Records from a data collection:
- - -

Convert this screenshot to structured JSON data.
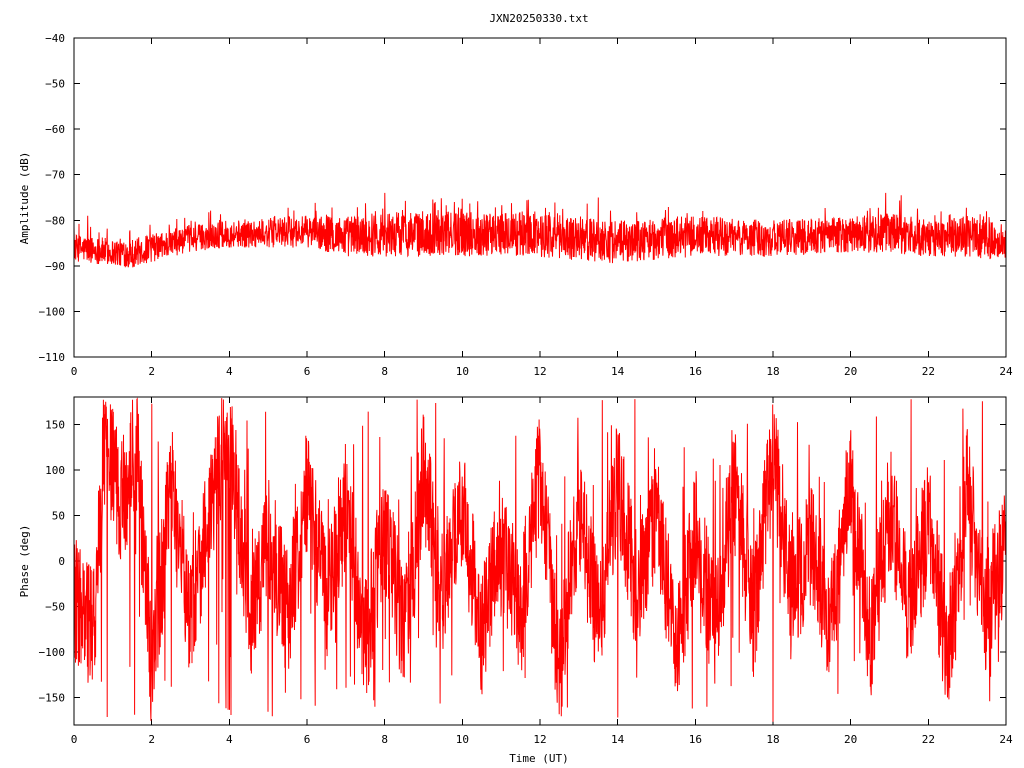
{
  "chart_data": [
    {
      "type": "line",
      "title": "JXN20250330.txt",
      "xlabel": "",
      "ylabel": "Amplitude (dB)",
      "xlim": [
        0,
        24
      ],
      "ylim": [
        -110,
        -40
      ],
      "xticks": [
        "0",
        "2",
        "4",
        "6",
        "8",
        "10",
        "12",
        "14",
        "16",
        "18",
        "20",
        "22",
        "24"
      ],
      "yticks": [
        "-40",
        "-50",
        "-60",
        "-70",
        "-80",
        "-90",
        "-100",
        "-110"
      ],
      "series": [
        {
          "color": "#ff0000",
          "envelope_lower": [
            {
              "x": 0,
              "y": -89
            },
            {
              "x": 1,
              "y": -90
            },
            {
              "x": 1.5,
              "y": -90.5
            },
            {
              "x": 2.5,
              "y": -88
            },
            {
              "x": 3,
              "y": -87
            },
            {
              "x": 4,
              "y": -86
            },
            {
              "x": 6,
              "y": -86
            },
            {
              "x": 7,
              "y": -88
            },
            {
              "x": 8,
              "y": -88
            },
            {
              "x": 10,
              "y": -88
            },
            {
              "x": 12,
              "y": -88
            },
            {
              "x": 13,
              "y": -89
            },
            {
              "x": 14,
              "y": -89.5
            },
            {
              "x": 16,
              "y": -88
            },
            {
              "x": 18,
              "y": -88
            },
            {
              "x": 20,
              "y": -87
            },
            {
              "x": 22,
              "y": -88
            },
            {
              "x": 23,
              "y": -88
            },
            {
              "x": 24,
              "y": -89
            }
          ],
          "envelope_upper": [
            {
              "x": 0,
              "y": -83
            },
            {
              "x": 1,
              "y": -84
            },
            {
              "x": 1.5,
              "y": -84
            },
            {
              "x": 2.5,
              "y": -82
            },
            {
              "x": 3,
              "y": -81
            },
            {
              "x": 4,
              "y": -80
            },
            {
              "x": 6,
              "y": -79
            },
            {
              "x": 7,
              "y": -79
            },
            {
              "x": 8,
              "y": -78
            },
            {
              "x": 10,
              "y": -78
            },
            {
              "x": 12,
              "y": -78
            },
            {
              "x": 13,
              "y": -79
            },
            {
              "x": 14,
              "y": -80
            },
            {
              "x": 16,
              "y": -79
            },
            {
              "x": 18,
              "y": -80
            },
            {
              "x": 20,
              "y": -79
            },
            {
              "x": 21,
              "y": -78
            },
            {
              "x": 22,
              "y": -80
            },
            {
              "x": 23,
              "y": -79
            },
            {
              "x": 24,
              "y": -81
            }
          ],
          "peaks": [
            {
              "x": 0.35,
              "y": -79
            },
            {
              "x": 8.0,
              "y": -74
            },
            {
              "x": 9.3,
              "y": -76
            },
            {
              "x": 11.7,
              "y": -75.5
            },
            {
              "x": 13.5,
              "y": -75
            },
            {
              "x": 20.9,
              "y": -74
            },
            {
              "x": 21.3,
              "y": -74.5
            },
            {
              "x": 23.5,
              "y": -78
            }
          ]
        }
      ]
    },
    {
      "type": "line",
      "title": "",
      "xlabel": "Time (UT)",
      "ylabel": "Phase (deg)",
      "xlim": [
        0,
        24
      ],
      "ylim": [
        -180,
        180
      ],
      "xticks": [
        "0",
        "2",
        "4",
        "6",
        "8",
        "10",
        "12",
        "14",
        "16",
        "18",
        "20",
        "22",
        "24"
      ],
      "yticks": [
        "150",
        "100",
        "50",
        "0",
        "-50",
        "-100",
        "-150"
      ],
      "series": [
        {
          "color": "#ff0000",
          "trend": [
            {
              "x": 0,
              "y": -40
            },
            {
              "x": 0.5,
              "y": -80
            },
            {
              "x": 0.8,
              "y": 140
            },
            {
              "x": 1.2,
              "y": 60
            },
            {
              "x": 1.6,
              "y": 130
            },
            {
              "x": 2,
              "y": -120
            },
            {
              "x": 2.5,
              "y": 80
            },
            {
              "x": 3,
              "y": -60
            },
            {
              "x": 3.5,
              "y": 60
            },
            {
              "x": 4,
              "y": 150
            },
            {
              "x": 4.5,
              "y": -70
            },
            {
              "x": 5,
              "y": 30
            },
            {
              "x": 5.5,
              "y": -60
            },
            {
              "x": 6,
              "y": 80
            },
            {
              "x": 6.5,
              "y": -40
            },
            {
              "x": 7,
              "y": 60
            },
            {
              "x": 7.5,
              "y": -90
            },
            {
              "x": 8,
              "y": 40
            },
            {
              "x": 8.5,
              "y": -80
            },
            {
              "x": 9,
              "y": 100
            },
            {
              "x": 9.5,
              "y": -40
            },
            {
              "x": 10,
              "y": 60
            },
            {
              "x": 10.5,
              "y": -80
            },
            {
              "x": 11,
              "y": 20
            },
            {
              "x": 11.5,
              "y": -60
            },
            {
              "x": 12,
              "y": 100
            },
            {
              "x": 12.5,
              "y": -120
            },
            {
              "x": 13,
              "y": 60
            },
            {
              "x": 13.5,
              "y": -70
            },
            {
              "x": 14,
              "y": 90
            },
            {
              "x": 14.5,
              "y": -40
            },
            {
              "x": 15,
              "y": 60
            },
            {
              "x": 15.5,
              "y": -110
            },
            {
              "x": 16,
              "y": 40
            },
            {
              "x": 16.5,
              "y": -80
            },
            {
              "x": 17,
              "y": 80
            },
            {
              "x": 17.5,
              "y": -60
            },
            {
              "x": 18,
              "y": 120
            },
            {
              "x": 18.5,
              "y": -40
            },
            {
              "x": 19,
              "y": 20
            },
            {
              "x": 19.5,
              "y": -70
            },
            {
              "x": 20,
              "y": 90
            },
            {
              "x": 20.5,
              "y": -90
            },
            {
              "x": 21,
              "y": 60
            },
            {
              "x": 21.5,
              "y": -50
            },
            {
              "x": 22,
              "y": 40
            },
            {
              "x": 22.5,
              "y": -100
            },
            {
              "x": 23,
              "y": 80
            },
            {
              "x": 23.5,
              "y": -60
            },
            {
              "x": 24,
              "y": 20
            }
          ],
          "spread_deg": 70
        }
      ]
    }
  ]
}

- - -

_To do_
Reproduce the entries exactly. Do not carry over any picture.

_Solution to this exercise_
Convert this screenshot to structured JSON data.
{
  "chart_data": [
    {
      "type": "line",
      "title": "JXN20250330.txt",
      "xlabel": "",
      "ylabel": "Amplitude (dB)",
      "xlim": [
        0,
        24
      ],
      "ylim": [
        -110,
        -40
      ],
      "xticks": [
        "0",
        "2",
        "4",
        "6",
        "8",
        "10",
        "12",
        "14",
        "16",
        "18",
        "20",
        "22",
        "24"
      ],
      "yticks": [
        "-40",
        "-50",
        "-60",
        "-70",
        "-80",
        "-90",
        "-100",
        "-110"
      ],
      "series": [
        {
          "color": "#ff0000",
          "envelope_lower": [
            {
              "x": 0,
              "y": -89
            },
            {
              "x": 1,
              "y": -90
            },
            {
              "x": 1.5,
              "y": -90.5
            },
            {
              "x": 2.5,
              "y": -88
            },
            {
              "x": 3,
              "y": -87
            },
            {
              "x": 4,
              "y": -86
            },
            {
              "x": 6,
              "y": -86
            },
            {
              "x": 7,
              "y": -88
            },
            {
              "x": 8,
              "y": -88
            },
            {
              "x": 10,
              "y": -88
            },
            {
              "x": 12,
              "y": -88
            },
            {
              "x": 13,
              "y": -89
            },
            {
              "x": 14,
              "y": -89.5
            },
            {
              "x": 16,
              "y": -88
            },
            {
              "x": 18,
              "y": -88
            },
            {
              "x": 20,
              "y": -87
            },
            {
              "x": 22,
              "y": -88
            },
            {
              "x": 23,
              "y": -88
            },
            {
              "x": 24,
              "y": -89
            }
          ],
          "envelope_upper": [
            {
              "x": 0,
              "y": -83
            },
            {
              "x": 1,
              "y": -84
            },
            {
              "x": 1.5,
              "y": -84
            },
            {
              "x": 2.5,
              "y": -82
            },
            {
              "x": 3,
              "y": -81
            },
            {
              "x": 4,
              "y": -80
            },
            {
              "x": 6,
              "y": -79
            },
            {
              "x": 7,
              "y": -79
            },
            {
              "x": 8,
              "y": -78
            },
            {
              "x": 10,
              "y": -78
            },
            {
              "x": 12,
              "y": -78
            },
            {
              "x": 13,
              "y": -79
            },
            {
              "x": 14,
              "y": -80
            },
            {
              "x": 16,
              "y": -79
            },
            {
              "x": 18,
              "y": -80
            },
            {
              "x": 20,
              "y": -79
            },
            {
              "x": 21,
              "y": -78
            },
            {
              "x": 22,
              "y": -80
            },
            {
              "x": 23,
              "y": -79
            },
            {
              "x": 24,
              "y": -81
            }
          ],
          "peaks": [
            {
              "x": 0.35,
              "y": -79
            },
            {
              "x": 8.0,
              "y": -74
            },
            {
              "x": 9.3,
              "y": -76
            },
            {
              "x": 11.7,
              "y": -75.5
            },
            {
              "x": 13.5,
              "y": -75
            },
            {
              "x": 20.9,
              "y": -74
            },
            {
              "x": 21.3,
              "y": -74.5
            },
            {
              "x": 23.5,
              "y": -78
            }
          ]
        }
      ]
    },
    {
      "type": "line",
      "title": "",
      "xlabel": "Time (UT)",
      "ylabel": "Phase (deg)",
      "xlim": [
        0,
        24
      ],
      "ylim": [
        -180,
        180
      ],
      "xticks": [
        "0",
        "2",
        "4",
        "6",
        "8",
        "10",
        "12",
        "14",
        "16",
        "18",
        "20",
        "22",
        "24"
      ],
      "yticks": [
        "150",
        "100",
        "50",
        "0",
        "-50",
        "-100",
        "-150"
      ],
      "series": [
        {
          "color": "#ff0000",
          "trend": [
            {
              "x": 0,
              "y": -40
            },
            {
              "x": 0.5,
              "y": -80
            },
            {
              "x": 0.8,
              "y": 140
            },
            {
              "x": 1.2,
              "y": 60
            },
            {
              "x": 1.6,
              "y": 130
            },
            {
              "x": 2,
              "y": -120
            },
            {
              "x": 2.5,
              "y": 80
            },
            {
              "x": 3,
              "y": -60
            },
            {
              "x": 3.5,
              "y": 60
            },
            {
              "x": 4,
              "y": 150
            },
            {
              "x": 4.5,
              "y": -70
            },
            {
              "x": 5,
              "y": 30
            },
            {
              "x": 5.5,
              "y": -60
            },
            {
              "x": 6,
              "y": 80
            },
            {
              "x": 6.5,
              "y": -40
            },
            {
              "x": 7,
              "y": 60
            },
            {
              "x": 7.5,
              "y": -90
            },
            {
              "x": 8,
              "y": 40
            },
            {
              "x": 8.5,
              "y": -80
            },
            {
              "x": 9,
              "y": 100
            },
            {
              "x": 9.5,
              "y": -40
            },
            {
              "x": 10,
              "y": 60
            },
            {
              "x": 10.5,
              "y": -80
            },
            {
              "x": 11,
              "y": 20
            },
            {
              "x": 11.5,
              "y": -60
            },
            {
              "x": 12,
              "y": 100
            },
            {
              "x": 12.5,
              "y": -120
            },
            {
              "x": 13,
              "y": 60
            },
            {
              "x": 13.5,
              "y": -70
            },
            {
              "x": 14,
              "y": 90
            },
            {
              "x": 14.5,
              "y": -40
            },
            {
              "x": 15,
              "y": 60
            },
            {
              "x": 15.5,
              "y": -110
            },
            {
              "x": 16,
              "y": 40
            },
            {
              "x": 16.5,
              "y": -80
            },
            {
              "x": 17,
              "y": 80
            },
            {
              "x": 17.5,
              "y": -60
            },
            {
              "x": 18,
              "y": 120
            },
            {
              "x": 18.5,
              "y": -40
            },
            {
              "x": 19,
              "y": 20
            },
            {
              "x": 19.5,
              "y": -70
            },
            {
              "x": 20,
              "y": 90
            },
            {
              "x": 20.5,
              "y": -90
            },
            {
              "x": 21,
              "y": 60
            },
            {
              "x": 21.5,
              "y": -50
            },
            {
              "x": 22,
              "y": 40
            },
            {
              "x": 22.5,
              "y": -100
            },
            {
              "x": 23,
              "y": 80
            },
            {
              "x": 23.5,
              "y": -60
            },
            {
              "x": 24,
              "y": 20
            }
          ],
          "spread_deg": 70
        }
      ]
    }
  ]
}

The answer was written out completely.